• **What needs to be done**
Of the lines in this material, how many contain "Lock"? Answer with a single number only.

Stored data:
----

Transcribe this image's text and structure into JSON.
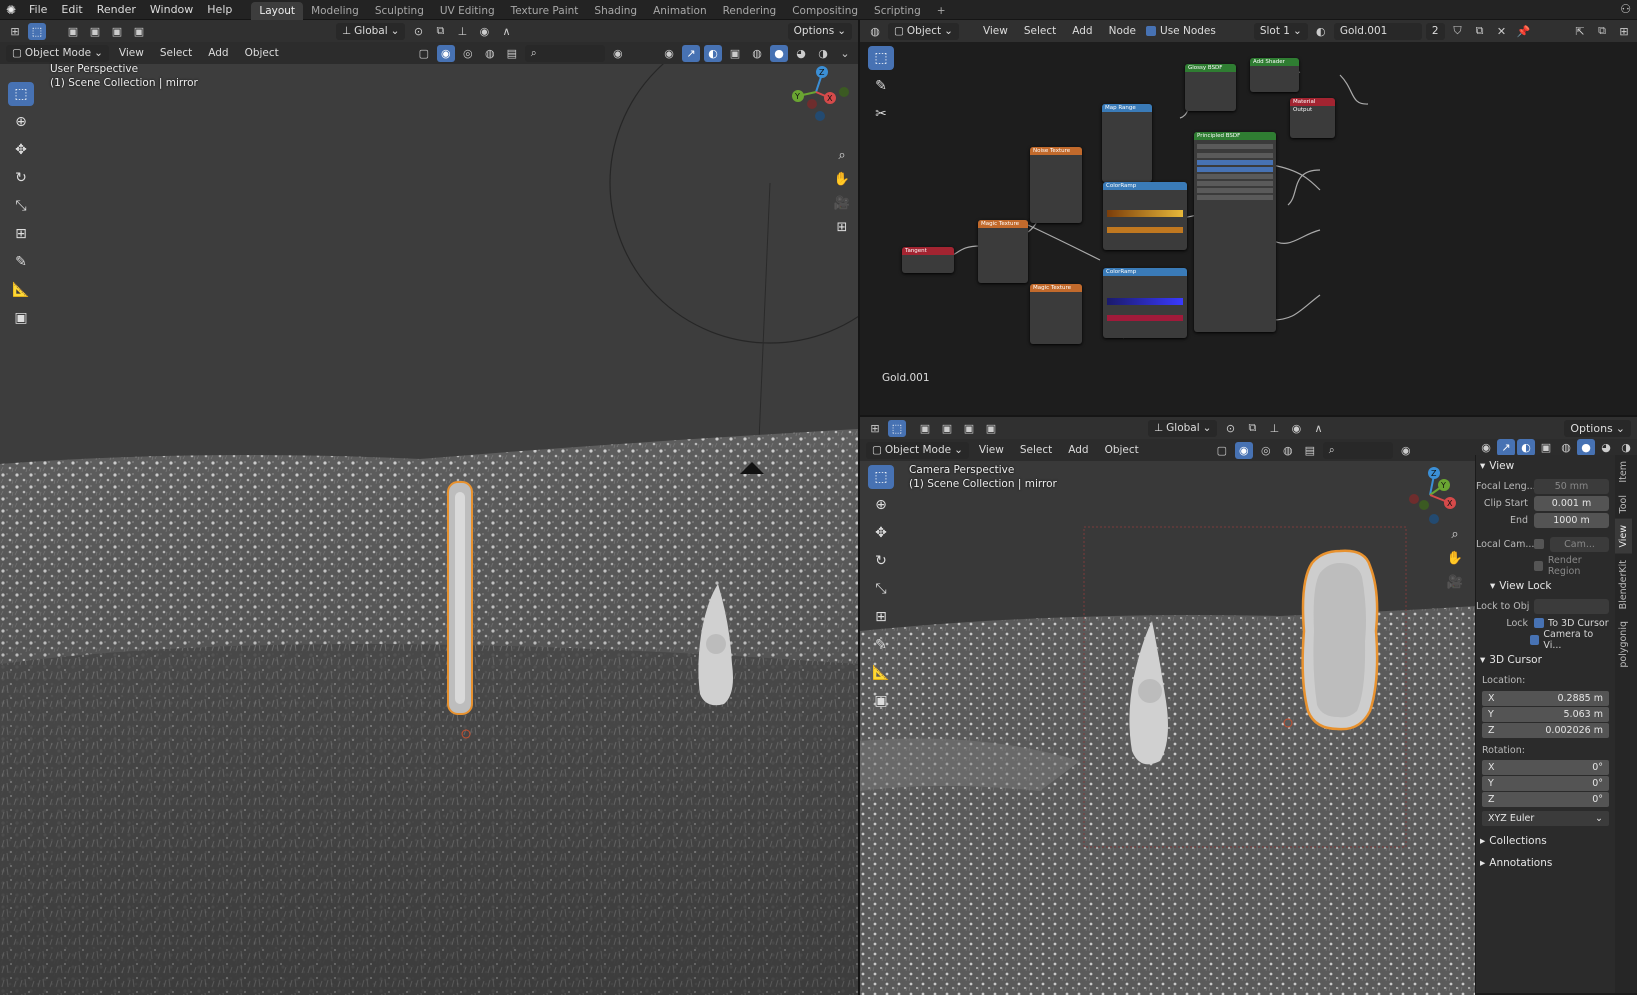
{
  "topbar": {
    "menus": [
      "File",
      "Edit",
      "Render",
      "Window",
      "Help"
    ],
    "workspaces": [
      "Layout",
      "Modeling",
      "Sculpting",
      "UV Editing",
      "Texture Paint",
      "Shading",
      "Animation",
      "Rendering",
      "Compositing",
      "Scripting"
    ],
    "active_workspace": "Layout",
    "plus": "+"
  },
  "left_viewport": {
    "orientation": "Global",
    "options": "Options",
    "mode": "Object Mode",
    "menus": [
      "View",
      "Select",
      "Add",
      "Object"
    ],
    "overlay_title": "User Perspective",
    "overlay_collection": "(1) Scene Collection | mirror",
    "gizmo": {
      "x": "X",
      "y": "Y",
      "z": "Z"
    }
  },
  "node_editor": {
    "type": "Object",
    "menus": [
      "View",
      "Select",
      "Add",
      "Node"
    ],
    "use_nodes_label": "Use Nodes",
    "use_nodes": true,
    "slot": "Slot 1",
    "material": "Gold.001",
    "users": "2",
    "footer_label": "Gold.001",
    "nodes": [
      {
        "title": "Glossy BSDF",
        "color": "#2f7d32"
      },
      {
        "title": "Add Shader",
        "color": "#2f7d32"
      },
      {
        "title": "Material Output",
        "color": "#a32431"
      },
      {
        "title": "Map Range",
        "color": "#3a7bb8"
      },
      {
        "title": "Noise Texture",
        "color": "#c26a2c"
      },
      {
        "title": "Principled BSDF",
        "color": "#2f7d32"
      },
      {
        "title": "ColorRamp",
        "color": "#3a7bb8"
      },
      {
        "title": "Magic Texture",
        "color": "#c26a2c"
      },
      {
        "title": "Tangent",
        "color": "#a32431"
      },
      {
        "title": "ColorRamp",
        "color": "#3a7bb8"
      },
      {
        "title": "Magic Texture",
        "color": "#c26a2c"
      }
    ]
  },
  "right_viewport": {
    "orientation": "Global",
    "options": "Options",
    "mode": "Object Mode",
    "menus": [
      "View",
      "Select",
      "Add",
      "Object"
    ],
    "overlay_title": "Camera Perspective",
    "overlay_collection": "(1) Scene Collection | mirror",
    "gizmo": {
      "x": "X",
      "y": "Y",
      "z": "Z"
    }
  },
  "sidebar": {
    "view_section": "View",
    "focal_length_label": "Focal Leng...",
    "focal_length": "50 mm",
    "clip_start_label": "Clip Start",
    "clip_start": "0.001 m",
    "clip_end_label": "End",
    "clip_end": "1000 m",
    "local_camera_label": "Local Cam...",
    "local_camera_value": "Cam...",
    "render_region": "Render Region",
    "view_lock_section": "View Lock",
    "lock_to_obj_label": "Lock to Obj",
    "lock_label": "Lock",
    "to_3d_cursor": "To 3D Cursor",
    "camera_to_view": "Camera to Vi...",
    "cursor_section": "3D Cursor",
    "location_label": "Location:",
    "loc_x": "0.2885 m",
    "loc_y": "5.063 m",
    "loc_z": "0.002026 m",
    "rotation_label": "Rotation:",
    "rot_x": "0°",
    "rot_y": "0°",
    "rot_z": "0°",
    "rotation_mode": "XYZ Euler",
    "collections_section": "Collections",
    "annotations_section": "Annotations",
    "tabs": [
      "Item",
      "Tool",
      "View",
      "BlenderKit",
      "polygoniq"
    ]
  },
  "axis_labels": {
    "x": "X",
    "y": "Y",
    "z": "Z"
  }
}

----

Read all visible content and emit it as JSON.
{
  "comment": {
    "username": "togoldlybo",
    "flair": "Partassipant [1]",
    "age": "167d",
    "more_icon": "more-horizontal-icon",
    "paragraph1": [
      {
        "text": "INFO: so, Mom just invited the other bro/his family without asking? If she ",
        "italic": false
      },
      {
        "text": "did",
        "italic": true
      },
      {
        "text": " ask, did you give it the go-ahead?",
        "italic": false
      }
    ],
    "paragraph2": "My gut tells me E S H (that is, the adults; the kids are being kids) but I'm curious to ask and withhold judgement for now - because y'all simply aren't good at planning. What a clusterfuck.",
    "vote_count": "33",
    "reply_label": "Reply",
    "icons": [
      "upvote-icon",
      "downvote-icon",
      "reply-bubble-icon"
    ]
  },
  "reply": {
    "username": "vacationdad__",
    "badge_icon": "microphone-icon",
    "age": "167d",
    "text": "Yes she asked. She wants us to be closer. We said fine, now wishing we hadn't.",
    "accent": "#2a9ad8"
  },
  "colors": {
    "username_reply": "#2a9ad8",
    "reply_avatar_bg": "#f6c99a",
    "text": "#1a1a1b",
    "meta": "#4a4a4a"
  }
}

----

• **Task solution**
3